Work required: Scan the records and identify every line in which the string "defined" occurs, then return those lines.
--- --- ---
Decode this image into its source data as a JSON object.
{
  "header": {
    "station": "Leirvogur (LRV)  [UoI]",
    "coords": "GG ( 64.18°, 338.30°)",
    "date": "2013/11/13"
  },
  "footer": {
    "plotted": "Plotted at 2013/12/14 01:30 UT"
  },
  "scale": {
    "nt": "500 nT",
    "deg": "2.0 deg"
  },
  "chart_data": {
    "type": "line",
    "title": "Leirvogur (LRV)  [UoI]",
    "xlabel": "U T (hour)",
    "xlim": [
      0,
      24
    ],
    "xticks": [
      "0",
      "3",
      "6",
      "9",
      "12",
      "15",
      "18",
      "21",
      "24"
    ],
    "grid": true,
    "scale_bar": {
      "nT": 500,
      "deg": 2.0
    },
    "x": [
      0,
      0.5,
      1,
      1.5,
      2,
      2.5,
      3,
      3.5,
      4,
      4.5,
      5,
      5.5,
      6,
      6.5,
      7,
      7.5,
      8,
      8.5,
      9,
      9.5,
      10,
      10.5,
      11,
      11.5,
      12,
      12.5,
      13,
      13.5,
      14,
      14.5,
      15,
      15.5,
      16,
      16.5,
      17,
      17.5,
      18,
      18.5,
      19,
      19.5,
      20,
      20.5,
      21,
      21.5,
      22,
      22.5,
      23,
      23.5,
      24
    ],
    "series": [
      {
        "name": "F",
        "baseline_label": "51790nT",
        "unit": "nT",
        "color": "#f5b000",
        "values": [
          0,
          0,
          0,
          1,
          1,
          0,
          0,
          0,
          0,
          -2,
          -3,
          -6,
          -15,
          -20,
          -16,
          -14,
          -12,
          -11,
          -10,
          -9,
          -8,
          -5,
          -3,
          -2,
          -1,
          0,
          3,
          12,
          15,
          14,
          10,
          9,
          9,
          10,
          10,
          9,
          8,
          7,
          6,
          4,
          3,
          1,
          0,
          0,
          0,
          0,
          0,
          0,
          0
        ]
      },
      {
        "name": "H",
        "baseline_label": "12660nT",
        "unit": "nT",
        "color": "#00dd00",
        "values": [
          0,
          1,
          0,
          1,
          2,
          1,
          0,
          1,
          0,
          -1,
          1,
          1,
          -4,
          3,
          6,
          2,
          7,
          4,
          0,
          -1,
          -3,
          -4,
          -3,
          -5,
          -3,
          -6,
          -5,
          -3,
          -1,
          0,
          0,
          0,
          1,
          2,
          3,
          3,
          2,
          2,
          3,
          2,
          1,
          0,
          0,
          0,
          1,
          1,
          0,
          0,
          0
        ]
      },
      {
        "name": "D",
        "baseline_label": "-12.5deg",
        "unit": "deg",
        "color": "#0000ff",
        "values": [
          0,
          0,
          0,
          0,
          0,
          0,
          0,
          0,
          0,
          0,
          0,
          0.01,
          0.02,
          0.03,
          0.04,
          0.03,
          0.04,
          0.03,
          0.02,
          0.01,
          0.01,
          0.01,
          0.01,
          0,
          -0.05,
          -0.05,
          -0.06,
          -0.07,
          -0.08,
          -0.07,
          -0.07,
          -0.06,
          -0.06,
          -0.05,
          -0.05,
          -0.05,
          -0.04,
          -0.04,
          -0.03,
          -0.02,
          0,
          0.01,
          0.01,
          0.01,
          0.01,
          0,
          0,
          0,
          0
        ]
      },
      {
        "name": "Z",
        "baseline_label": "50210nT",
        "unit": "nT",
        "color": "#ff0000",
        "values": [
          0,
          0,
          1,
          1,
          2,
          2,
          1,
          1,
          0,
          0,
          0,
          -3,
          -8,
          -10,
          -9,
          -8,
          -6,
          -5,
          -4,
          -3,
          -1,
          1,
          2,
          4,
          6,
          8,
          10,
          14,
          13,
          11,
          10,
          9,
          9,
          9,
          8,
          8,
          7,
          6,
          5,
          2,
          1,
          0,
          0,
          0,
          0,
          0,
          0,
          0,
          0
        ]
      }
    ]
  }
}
--- --- ---
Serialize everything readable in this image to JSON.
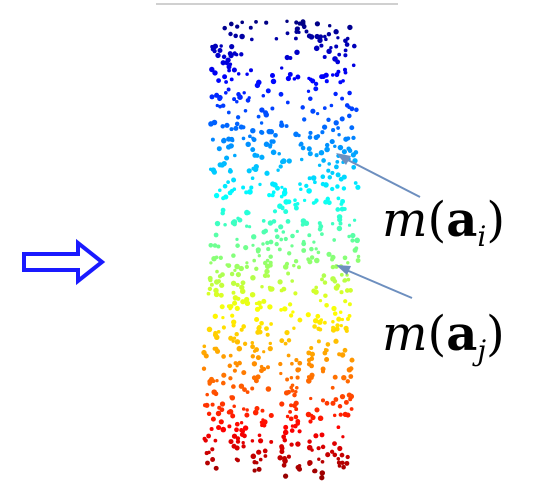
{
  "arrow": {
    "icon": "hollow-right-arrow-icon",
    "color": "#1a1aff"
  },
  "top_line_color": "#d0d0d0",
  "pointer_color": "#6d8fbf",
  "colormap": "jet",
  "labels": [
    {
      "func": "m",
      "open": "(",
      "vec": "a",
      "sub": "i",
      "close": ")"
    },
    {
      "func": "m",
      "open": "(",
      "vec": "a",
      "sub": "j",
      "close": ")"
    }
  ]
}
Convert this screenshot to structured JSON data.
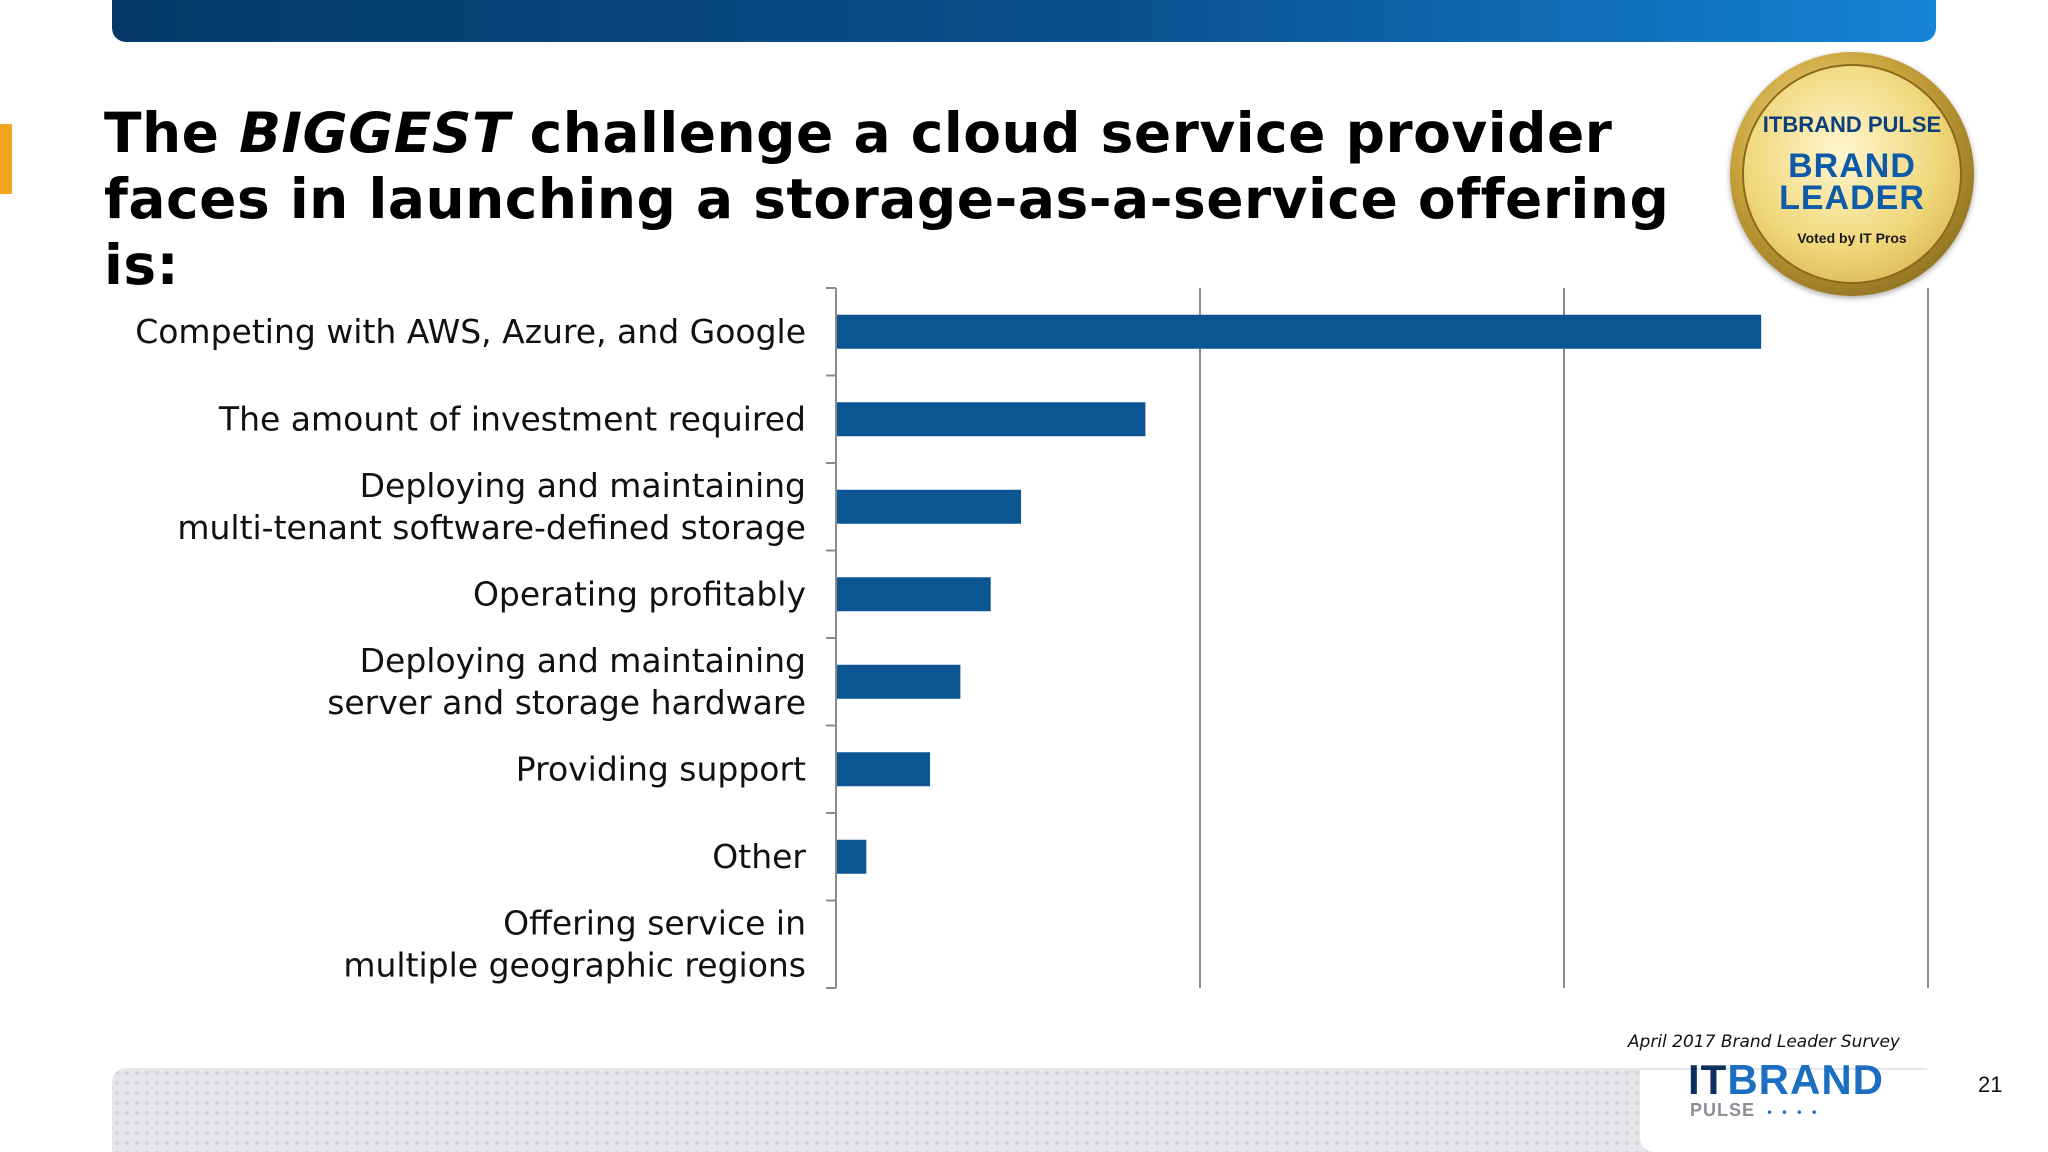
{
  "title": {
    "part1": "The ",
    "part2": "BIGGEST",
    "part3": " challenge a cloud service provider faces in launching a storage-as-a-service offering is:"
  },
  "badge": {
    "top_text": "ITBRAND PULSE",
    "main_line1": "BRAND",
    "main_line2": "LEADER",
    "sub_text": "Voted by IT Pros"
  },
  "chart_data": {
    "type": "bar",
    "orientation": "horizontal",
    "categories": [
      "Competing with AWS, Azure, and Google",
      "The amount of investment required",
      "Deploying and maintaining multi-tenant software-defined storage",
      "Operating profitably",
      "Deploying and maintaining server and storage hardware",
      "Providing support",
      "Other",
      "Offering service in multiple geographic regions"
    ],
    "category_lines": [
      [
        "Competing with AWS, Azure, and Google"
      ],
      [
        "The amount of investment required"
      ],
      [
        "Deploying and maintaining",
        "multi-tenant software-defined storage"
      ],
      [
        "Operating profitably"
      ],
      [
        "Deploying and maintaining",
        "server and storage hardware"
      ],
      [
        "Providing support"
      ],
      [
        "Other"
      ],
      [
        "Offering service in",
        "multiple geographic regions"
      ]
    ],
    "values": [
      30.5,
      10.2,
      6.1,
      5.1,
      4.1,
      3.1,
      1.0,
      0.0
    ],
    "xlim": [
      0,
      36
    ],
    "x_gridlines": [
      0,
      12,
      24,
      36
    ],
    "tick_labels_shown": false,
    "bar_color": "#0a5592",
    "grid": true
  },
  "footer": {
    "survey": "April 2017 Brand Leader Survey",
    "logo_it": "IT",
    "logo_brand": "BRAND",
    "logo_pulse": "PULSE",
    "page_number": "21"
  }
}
--- --- ---
Expected output:
      "Deploying and maintaining multi-tenant software-defined storage",
        "multi-tenant software-defined storage"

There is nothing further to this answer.